DIRECTIONS FOR THIS TASK ▸
Write each record again exactly as it stands.

INPUT DATA ▸
◆ ◆ ◆ ◆ ◆ ◆ ◆

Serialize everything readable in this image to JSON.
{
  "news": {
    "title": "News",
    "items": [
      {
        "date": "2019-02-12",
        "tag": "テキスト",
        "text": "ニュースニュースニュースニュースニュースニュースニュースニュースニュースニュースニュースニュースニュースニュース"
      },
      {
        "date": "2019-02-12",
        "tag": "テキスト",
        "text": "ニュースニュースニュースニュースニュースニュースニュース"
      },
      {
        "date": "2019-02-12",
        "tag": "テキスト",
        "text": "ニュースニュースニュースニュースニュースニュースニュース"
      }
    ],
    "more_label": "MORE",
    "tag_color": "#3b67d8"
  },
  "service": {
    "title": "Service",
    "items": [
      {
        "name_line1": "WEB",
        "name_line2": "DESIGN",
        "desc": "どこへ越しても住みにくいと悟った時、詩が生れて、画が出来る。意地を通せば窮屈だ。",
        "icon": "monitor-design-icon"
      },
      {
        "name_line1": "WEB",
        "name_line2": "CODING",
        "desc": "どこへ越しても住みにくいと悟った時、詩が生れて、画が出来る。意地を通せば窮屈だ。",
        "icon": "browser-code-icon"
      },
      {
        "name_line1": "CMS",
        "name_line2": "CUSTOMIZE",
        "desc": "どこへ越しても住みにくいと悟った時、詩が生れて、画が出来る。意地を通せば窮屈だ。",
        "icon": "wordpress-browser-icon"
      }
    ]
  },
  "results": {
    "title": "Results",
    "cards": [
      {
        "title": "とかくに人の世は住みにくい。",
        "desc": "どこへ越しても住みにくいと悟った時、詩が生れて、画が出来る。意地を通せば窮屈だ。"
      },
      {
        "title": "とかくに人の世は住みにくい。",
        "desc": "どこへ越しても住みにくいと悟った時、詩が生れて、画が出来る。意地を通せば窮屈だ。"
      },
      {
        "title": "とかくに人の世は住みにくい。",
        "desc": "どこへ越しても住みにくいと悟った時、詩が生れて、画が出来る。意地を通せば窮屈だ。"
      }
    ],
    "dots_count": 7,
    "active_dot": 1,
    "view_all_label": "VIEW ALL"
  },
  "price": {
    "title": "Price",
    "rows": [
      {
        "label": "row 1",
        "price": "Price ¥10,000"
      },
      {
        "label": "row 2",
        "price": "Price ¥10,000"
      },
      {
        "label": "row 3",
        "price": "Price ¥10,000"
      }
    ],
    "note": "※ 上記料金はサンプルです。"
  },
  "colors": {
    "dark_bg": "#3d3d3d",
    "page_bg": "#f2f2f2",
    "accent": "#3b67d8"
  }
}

◆ ◆ ◆ ◆ ◆ ◆ ◆

ANSWER FOR THE TASK ▸
Serialize everything readable in this image to JSON.
{
  "news": {
    "title": "News",
    "items": [
      {
        "date": "2019-02-12",
        "tag": "テキスト",
        "text": "ニュースニュースニュースニュースニュースニュースニュースニュースニュースニュースニュースニュースニュースニュース"
      },
      {
        "date": "2019-02-12",
        "tag": "テキスト",
        "text": "ニュースニュースニュースニュースニュースニュースニュース"
      },
      {
        "date": "2019-02-12",
        "tag": "テキスト",
        "text": "ニュースニュースニュースニュースニュースニュースニュース"
      }
    ],
    "more_label": "MORE",
    "tag_color": "#3b67d8"
  },
  "service": {
    "title": "Service",
    "items": [
      {
        "name_line1": "WEB",
        "name_line2": "DESIGN",
        "desc": "どこへ越しても住みにくいと悟った時、詩が生れて、画が出来る。意地を通せば窮屈だ。",
        "icon": "monitor-design-icon"
      },
      {
        "name_line1": "WEB",
        "name_line2": "CODING",
        "desc": "どこへ越しても住みにくいと悟った時、詩が生れて、画が出来る。意地を通せば窮屈だ。",
        "icon": "browser-code-icon"
      },
      {
        "name_line1": "CMS",
        "name_line2": "CUSTOMIZE",
        "desc": "どこへ越しても住みにくいと悟った時、詩が生れて、画が出来る。意地を通せば窮屈だ。",
        "icon": "wordpress-browser-icon"
      }
    ]
  },
  "results": {
    "title": "Results",
    "cards": [
      {
        "title": "とかくに人の世は住みにくい。",
        "desc": "どこへ越しても住みにくいと悟った時、詩が生れて、画が出来る。意地を通せば窮屈だ。"
      },
      {
        "title": "とかくに人の世は住みにくい。",
        "desc": "どこへ越しても住みにくいと悟った時、詩が生れて、画が出来る。意地を通せば窮屈だ。"
      },
      {
        "title": "とかくに人の世は住みにくい。",
        "desc": "どこへ越しても住みにくいと悟った時、詩が生れて、画が出来る。意地を通せば窮屈だ。"
      }
    ],
    "dots_count": 7,
    "active_dot": 1,
    "view_all_label": "VIEW ALL"
  },
  "price": {
    "title": "Price",
    "rows": [
      {
        "label": "row 1",
        "price": "Price ¥10,000"
      },
      {
        "label": "row 2",
        "price": "Price ¥10,000"
      },
      {
        "label": "row 3",
        "price": "Price ¥10,000"
      }
    ],
    "note": "※ 上記料金はサンプルです。"
  },
  "colors": {
    "dark_bg": "#3d3d3d",
    "page_bg": "#f2f2f2",
    "accent": "#3b67d8"
  }
}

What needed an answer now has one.